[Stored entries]

***

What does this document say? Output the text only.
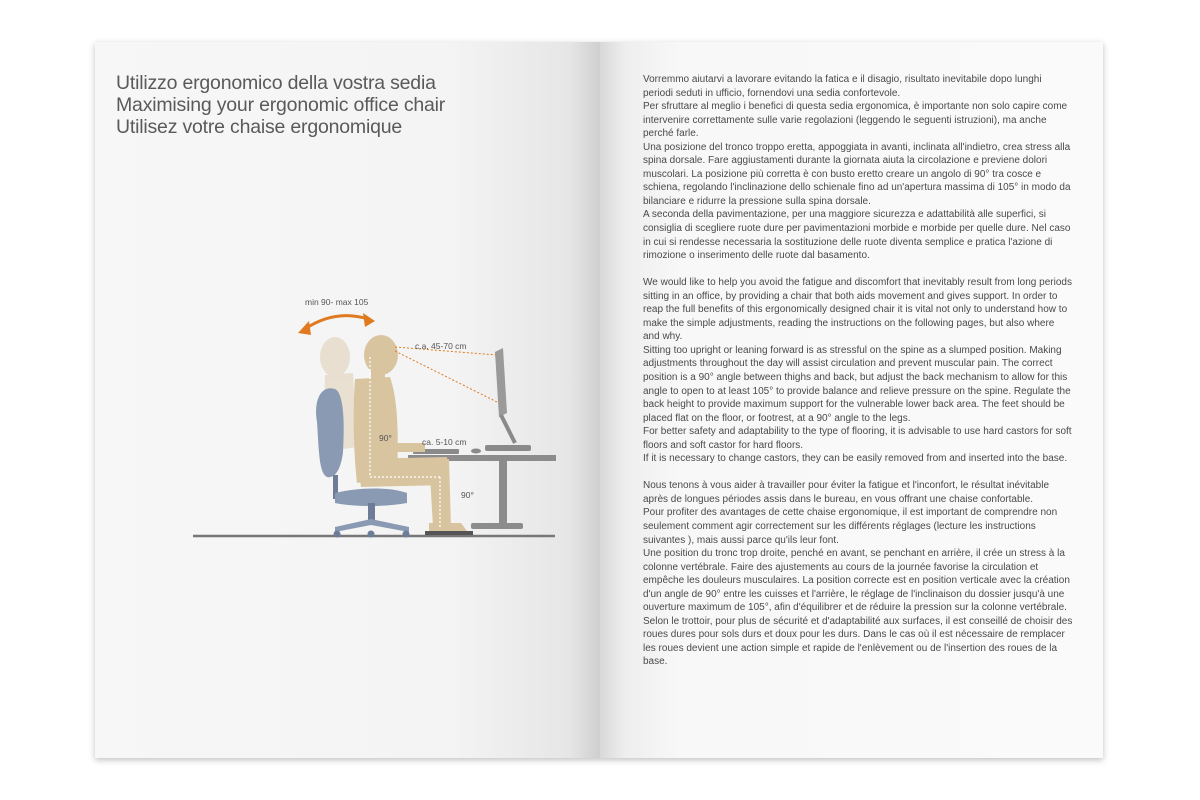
Utilizzo ergonomico della vostra sedia
Maximising your ergonomic office chair
Utilisez votre chaise ergonomique
min 90- max 105
c.a. 45-70 cm
ca. 5-10 cm
90°
90°

Vorremmo aiutarvi a lavorare evitando la fatica e il disagio, risultato inevitabile dopo lunghi periodi seduti in ufficio, fornendovi una sedia confortevole.

Per sfruttare al meglio i benefici di questa sedia ergonomica, è importante non solo capire come intervenire correttamente sulle varie regolazioni (leggendo le seguenti istruzioni), ma anche perché farle.

Una posizione del tronco troppo eretta, appoggiata in avanti, inclinata all'indietro, crea stress alla spina dorsale. Fare aggiustamenti durante la giornata aiuta la circolazione e previene dolori muscolari. La posizione più corretta è con busto eretto creare un angolo di 90° tra cosce e schiena, regolando l'inclinazione dello schienale fino ad un'apertura massima di 105° in modo da bilanciare e ridurre la pressione sulla spina dorsale.

A seconda della pavimentazione, per una maggiore sicurezza e adattabilità alle superfici, si consiglia di scegliere ruote dure per pavimentazioni morbide e morbide per quelle dure. Nel caso in cui si rendesse necessaria la sostituzione delle ruote diventa semplice e pratica l'azione di rimozione o inserimento delle ruote dal basamento.

We would like to help you avoid the fatigue and discomfort that inevitably result from long periods sitting in an office, by providing a chair that both aids movement and gives support. In order to reap the full benefits of this ergonomically designed chair it is vital not only to understand how to make the simple adjustments, reading the instructions on the following pages, but also where and why.

Sitting too upright or leaning forward is as stressful on the spine as a slumped position. Making adjustments throughout the day will assist circulation and prevent muscular pain. The correct position is a 90° angle between thighs and back, but adjust the back mechanism to allow for this angle to open to at least 105° to provide balance and relieve pressure on the spine. Regulate the back height to provide maximum support for the vulnerable lower back area. The feet should be placed flat on the floor, or footrest, at a 90° angle to the legs.

For better safety and adaptability to the type of flooring, it is advisable to use hard castors for soft floors and soft castor for hard floors.

If it is necessary to change castors, they can be easily removed from and inserted into the base.

Nous tenons à vous aider à travailler pour éviter la fatigue et l'inconfort, le résultat inévitable après de longues périodes assis dans le bureau, en vous offrant une chaise confortable.

Pour profiter des avantages de cette chaise ergonomique, il est important de comprendre non seulement comment agir correctement sur les différents réglages (lecture les instructions suivantes ), mais aussi parce qu'ils leur font.

Une position du tronc trop droite, penché en avant, se penchant en arrière, il crée un stress à la colonne vertébrale. Faire des ajustements au cours de la journée favorise la circulation et empêche les douleurs musculaires. La position correcte est en position verticale avec la création d'un angle de 90° entre les cuisses et l'arrière, le réglage de l'inclinaison du dossier jusqu'à une ouverture maximum de 105°, afin d'équilibrer et de réduire la pression sur la colonne vertébrale.

Selon le trottoir, pour plus de sécurité et d'adaptabilité aux surfaces, il est conseillé de choisir des roues dures pour sols durs et doux pour les durs. Dans le cas où il est nécessaire de remplacer les roues devient une action simple et rapide de l'enlèvement ou de l'insertion des roues de la base.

***

* **SET TASK**:
Extract the full listing exactly, with the pictures left out.

* **ANSWER TO THIS TASK**:
What does this document say? Output the text only.
Utilizzo ergonomico della vostra sedia
Maximising your ergonomic office chair
Utilisez votre chaise ergonomique
min 90- max 105
c.a. 45-70 cm
ca. 5-10 cm
90°
90°

Vorremmo aiutarvi a lavorare evitando la fatica e il disagio, risultato inevitabile dopo lunghi periodi seduti in ufficio, fornendovi una sedia confortevole.

Per sfruttare al meglio i benefici di questa sedia ergonomica, è importante non solo capire come intervenire correttamente sulle varie regolazioni (leggendo le seguenti istruzioni), ma anche perché farle.

Una posizione del tronco troppo eretta, appoggiata in avanti, inclinata all'indietro, crea stress alla spina dorsale. Fare aggiustamenti durante la giornata aiuta la circolazione e previene dolori muscolari. La posizione più corretta è con busto eretto creare un angolo di 90° tra cosce e schiena, regolando l'inclinazione dello schienale fino ad un'apertura massima di 105° in modo da bilanciare e ridurre la pressione sulla spina dorsale.

A seconda della pavimentazione, per una maggiore sicurezza e adattabilità alle superfici, si consiglia di scegliere ruote dure per pavimentazioni morbide e morbide per quelle dure. Nel caso in cui si rendesse necessaria la sostituzione delle ruote diventa semplice e pratica l'azione di rimozione o inserimento delle ruote dal basamento.

We would like to help you avoid the fatigue and discomfort that inevitably result from long periods sitting in an office, by providing a chair that both aids movement and gives support. In order to reap the full benefits of this ergonomically designed chair it is vital not only to understand how to make the simple adjustments, reading the instructions on the following pages, but also where and why.

Sitting too upright or leaning forward is as stressful on the spine as a slumped position. Making adjustments throughout the day will assist circulation and prevent muscular pain. The correct position is a 90° angle between thighs and back, but adjust the back mechanism to allow for this angle to open to at least 105° to provide balance and relieve pressure on the spine. Regulate the back height to provide maximum support for the vulnerable lower back area. The feet should be placed flat on the floor, or footrest, at a 90° angle to the legs.

For better safety and adaptability to the type of flooring, it is advisable to use hard castors for soft floors and soft castor for hard floors.

If it is necessary to change castors, they can be easily removed from and inserted into the base.

Nous tenons à vous aider à travailler pour éviter la fatigue et l'inconfort, le résultat inévitable après de longues périodes assis dans le bureau, en vous offrant une chaise confortable.

Pour profiter des avantages de cette chaise ergonomique, il est important de comprendre non seulement comment agir correctement sur les différents réglages (lecture les instructions suivantes ), mais aussi parce qu'ils leur font.

Une position du tronc trop droite, penché en avant, se penchant en arrière, il crée un stress à la colonne vertébrale. Faire des ajustements au cours de la journée favorise la circulation et empêche les douleurs musculaires. La position correcte est en position verticale avec la création d'un angle de 90° entre les cuisses et l'arrière, le réglage de l'inclinaison du dossier jusqu'à une ouverture maximum de 105°, afin d'équilibrer et de réduire la pression sur la colonne vertébrale.

Selon le trottoir, pour plus de sécurité et d'adaptabilité aux surfaces, il est conseillé de choisir des roues dures pour sols durs et doux pour les durs. Dans le cas où il est nécessaire de remplacer les roues devient une action simple et rapide de l'enlèvement ou de l'insertion des roues de la base.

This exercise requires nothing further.